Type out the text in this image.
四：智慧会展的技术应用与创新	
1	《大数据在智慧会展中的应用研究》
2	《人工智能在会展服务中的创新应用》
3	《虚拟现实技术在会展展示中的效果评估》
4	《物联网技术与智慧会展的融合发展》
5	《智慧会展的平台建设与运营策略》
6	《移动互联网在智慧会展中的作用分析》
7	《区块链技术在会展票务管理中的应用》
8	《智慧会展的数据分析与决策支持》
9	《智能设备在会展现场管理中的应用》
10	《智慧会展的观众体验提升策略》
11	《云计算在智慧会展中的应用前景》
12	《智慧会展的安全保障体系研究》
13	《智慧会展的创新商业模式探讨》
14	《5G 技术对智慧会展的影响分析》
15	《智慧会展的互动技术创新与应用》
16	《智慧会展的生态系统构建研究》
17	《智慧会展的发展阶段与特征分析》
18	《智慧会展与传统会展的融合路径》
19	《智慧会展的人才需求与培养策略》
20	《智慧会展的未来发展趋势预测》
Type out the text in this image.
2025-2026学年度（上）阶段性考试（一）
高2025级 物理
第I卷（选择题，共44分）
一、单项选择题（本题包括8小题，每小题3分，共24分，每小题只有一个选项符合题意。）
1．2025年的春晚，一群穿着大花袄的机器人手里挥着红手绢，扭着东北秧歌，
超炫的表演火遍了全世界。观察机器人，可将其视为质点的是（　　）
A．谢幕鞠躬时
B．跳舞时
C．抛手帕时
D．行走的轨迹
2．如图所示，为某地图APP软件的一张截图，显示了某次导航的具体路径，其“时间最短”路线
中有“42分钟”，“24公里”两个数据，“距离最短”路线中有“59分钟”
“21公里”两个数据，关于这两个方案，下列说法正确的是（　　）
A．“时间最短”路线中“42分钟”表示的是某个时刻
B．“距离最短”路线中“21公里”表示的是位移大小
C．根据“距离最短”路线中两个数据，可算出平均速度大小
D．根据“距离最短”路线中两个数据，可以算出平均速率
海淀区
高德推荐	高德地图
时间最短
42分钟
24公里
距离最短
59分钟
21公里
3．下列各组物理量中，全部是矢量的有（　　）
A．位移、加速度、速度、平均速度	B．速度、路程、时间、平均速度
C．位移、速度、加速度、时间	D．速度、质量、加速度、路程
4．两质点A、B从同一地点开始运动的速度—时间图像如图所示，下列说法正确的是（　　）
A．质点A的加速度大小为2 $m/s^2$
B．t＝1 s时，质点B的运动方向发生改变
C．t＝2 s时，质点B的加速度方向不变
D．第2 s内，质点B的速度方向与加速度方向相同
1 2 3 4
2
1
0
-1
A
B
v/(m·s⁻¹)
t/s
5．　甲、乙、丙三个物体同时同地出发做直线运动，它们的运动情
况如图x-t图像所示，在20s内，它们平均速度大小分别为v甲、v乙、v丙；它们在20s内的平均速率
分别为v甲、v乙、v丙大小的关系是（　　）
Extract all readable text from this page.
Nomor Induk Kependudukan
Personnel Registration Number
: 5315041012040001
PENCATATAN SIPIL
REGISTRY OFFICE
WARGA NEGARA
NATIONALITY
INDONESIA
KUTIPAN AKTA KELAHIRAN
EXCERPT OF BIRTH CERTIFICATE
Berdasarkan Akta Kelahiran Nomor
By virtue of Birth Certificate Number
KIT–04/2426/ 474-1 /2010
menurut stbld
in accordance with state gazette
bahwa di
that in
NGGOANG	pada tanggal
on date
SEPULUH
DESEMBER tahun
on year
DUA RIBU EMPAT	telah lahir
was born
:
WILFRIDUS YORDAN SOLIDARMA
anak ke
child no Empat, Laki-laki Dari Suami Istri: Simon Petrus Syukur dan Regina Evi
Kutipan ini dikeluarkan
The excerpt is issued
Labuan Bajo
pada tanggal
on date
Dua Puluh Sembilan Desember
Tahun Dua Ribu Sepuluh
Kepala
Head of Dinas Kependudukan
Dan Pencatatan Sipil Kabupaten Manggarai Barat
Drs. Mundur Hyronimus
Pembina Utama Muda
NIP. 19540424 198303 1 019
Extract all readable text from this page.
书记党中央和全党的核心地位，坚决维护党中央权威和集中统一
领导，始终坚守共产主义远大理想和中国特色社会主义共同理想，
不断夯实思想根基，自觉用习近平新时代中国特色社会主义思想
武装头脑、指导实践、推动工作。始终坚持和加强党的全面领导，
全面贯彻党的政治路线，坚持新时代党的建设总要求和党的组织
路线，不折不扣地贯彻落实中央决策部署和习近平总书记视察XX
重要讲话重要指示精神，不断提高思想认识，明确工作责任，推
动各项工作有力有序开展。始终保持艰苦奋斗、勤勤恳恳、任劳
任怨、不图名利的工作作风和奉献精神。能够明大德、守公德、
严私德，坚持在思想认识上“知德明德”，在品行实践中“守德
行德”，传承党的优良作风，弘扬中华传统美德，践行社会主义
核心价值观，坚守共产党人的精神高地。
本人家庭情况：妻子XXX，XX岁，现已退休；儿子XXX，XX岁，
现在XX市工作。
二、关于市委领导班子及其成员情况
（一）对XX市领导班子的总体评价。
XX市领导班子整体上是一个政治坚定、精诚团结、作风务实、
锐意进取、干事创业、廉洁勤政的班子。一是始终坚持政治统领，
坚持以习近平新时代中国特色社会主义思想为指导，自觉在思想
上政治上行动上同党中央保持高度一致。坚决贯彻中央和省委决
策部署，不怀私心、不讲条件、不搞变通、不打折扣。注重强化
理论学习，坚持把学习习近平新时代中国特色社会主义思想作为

::::

■ WHAT YOU SHOULD DO
Restate each entry exactly, skipping none.

■ WRITTEN RESPONSE
Type out the text in this image.
四：智慧会展的技术应用与创新	
1	《大数据在智慧会展中的应用研究》
2	《人工智能在会展服务中的创新应用》
3	《虚拟现实技术在会展展示中的效果评估》
4	《物联网技术与智慧会展的融合发展》
5	《智慧会展的平台建设与运营策略》
6	《移动互联网在智慧会展中的作用分析》
7	《区块链技术在会展票务管理中的应用》
8	《智慧会展的数据分析与决策支持》
9	《智能设备在会展现场管理中的应用》
10	《智慧会展的观众体验提升策略》
11	《云计算在智慧会展中的应用前景》
12	《智慧会展的安全保障体系研究》
13	《智慧会展的创新商业模式探讨》
14	《5G 技术对智慧会展的影响分析》
15	《智慧会展的互动技术创新与应用》
16	《智慧会展的生态系统构建研究》
17	《智慧会展的发展阶段与特征分析》
18	《智慧会展与传统会展的融合路径》
19	《智慧会展的人才需求与培养策略》
20	《智慧会展的未来发展趋势预测》
Type out the text in this image.
2025-2026学年度（上）阶段性考试（一）
高2025级 物理
第I卷（选择题，共44分）
一、单项选择题（本题包括8小题，每小题3分，共24分，每小题只有一个选项符合题意。）
1．2025年的春晚，一群穿着大花袄的机器人手里挥着红手绢，扭着东北秧歌，
超炫的表演火遍了全世界。观察机器人，可将其视为质点的是（　　）
A．谢幕鞠躬时
B．跳舞时
C．抛手帕时
D．行走的轨迹
2．如图所示，为某地图APP软件的一张截图，显示了某次导航的具体路径，其“时间最短”路线
中有“42分钟”，“24公里”两个数据，“距离最短”路线中有“59分钟”
“21公里”两个数据，关于这两个方案，下列说法正确的是（　　）
A．“时间最短”路线中“42分钟”表示的是某个时刻
B．“距离最短”路线中“21公里”表示的是位移大小
C．根据“距离最短”路线中两个数据，可算出平均速度大小
D．根据“距离最短”路线中两个数据，可以算出平均速率
海淀区
高德推荐	高德地图
时间最短
42分钟
24公里
距离最短
59分钟
21公里
3．下列各组物理量中，全部是矢量的有（　　）
A．位移、加速度、速度、平均速度	B．速度、路程、时间、平均速度
C．位移、速度、加速度、时间	D．速度、质量、加速度、路程
4．两质点A、B从同一地点开始运动的速度—时间图像如图所示，下列说法正确的是（　　）
A．质点A的加速度大小为2 $m/s^2$
B．t＝1 s时，质点B的运动方向发生改变
C．t＝2 s时，质点B的加速度方向不变
D．第2 s内，质点B的速度方向与加速度方向相同
1 2 3 4
2
1
0
-1
A
B
v/(m·s⁻¹)
t/s
5．　甲、乙、丙三个物体同时同地出发做直线运动，它们的运动情
况如图x-t图像所示，在20s内，它们平均速度大小分别为v甲、v乙、v丙；它们在20s内的平均速率
分别为v甲、v乙、v丙大小的关系是（　　）
Extract all readable text from this page.
Nomor Induk Kependudukan
Personnel Registration Number
: 5315041012040001
PENCATATAN SIPIL
REGISTRY OFFICE
WARGA NEGARA
NATIONALITY
INDONESIA
KUTIPAN AKTA KELAHIRAN
EXCERPT OF BIRTH CERTIFICATE
Berdasarkan Akta Kelahiran Nomor
By virtue of Birth Certificate Number
KIT–04/2426/ 474-1 /2010
menurut stbld
in accordance with state gazette
bahwa di
that in
NGGOANG	pada tanggal
on date
SEPULUH
DESEMBER tahun
on year
DUA RIBU EMPAT	telah lahir
was born
:
WILFRIDUS YORDAN SOLIDARMA
anak ke
child no Empat, Laki-laki Dari Suami Istri: Simon Petrus Syukur dan Regina Evi
Kutipan ini dikeluarkan
The excerpt is issued
Labuan Bajo
pada tanggal
on date
Dua Puluh Sembilan Desember
Tahun Dua Ribu Sepuluh
Kepala
Head of Dinas Kependudukan
Dan Pencatatan Sipil Kabupaten Manggarai Barat
Drs. Mundur Hyronimus
Pembina Utama Muda
NIP. 19540424 198303 1 019
Extract all readable text from this page.
书记党中央和全党的核心地位，坚决维护党中央权威和集中统一
领导，始终坚守共产主义远大理想和中国特色社会主义共同理想，
不断夯实思想根基，自觉用习近平新时代中国特色社会主义思想
武装头脑、指导实践、推动工作。始终坚持和加强党的全面领导，
全面贯彻党的政治路线，坚持新时代党的建设总要求和党的组织
路线，不折不扣地贯彻落实中央决策部署和习近平总书记视察XX
重要讲话重要指示精神，不断提高思想认识，明确工作责任，推
动各项工作有力有序开展。始终保持艰苦奋斗、勤勤恳恳、任劳
任怨、不图名利的工作作风和奉献精神。能够明大德、守公德、
严私德，坚持在思想认识上“知德明德”，在品行实践中“守德
行德”，传承党的优良作风，弘扬中华传统美德，践行社会主义
核心价值观，坚守共产党人的精神高地。
本人家庭情况：妻子XXX，XX岁，现已退休；儿子XXX，XX岁，
现在XX市工作。
二、关于市委领导班子及其成员情况
（一）对XX市领导班子的总体评价。
XX市领导班子整体上是一个政治坚定、精诚团结、作风务实、
锐意进取、干事创业、廉洁勤政的班子。一是始终坚持政治统领，
坚持以习近平新时代中国特色社会主义思想为指导，自觉在思想
上政治上行动上同党中央保持高度一致。坚决贯彻中央和省委决
策部署，不怀私心、不讲条件、不搞变通、不打折扣。注重强化
理论学习，坚持把学习习近平新时代中国特色社会主义思想作为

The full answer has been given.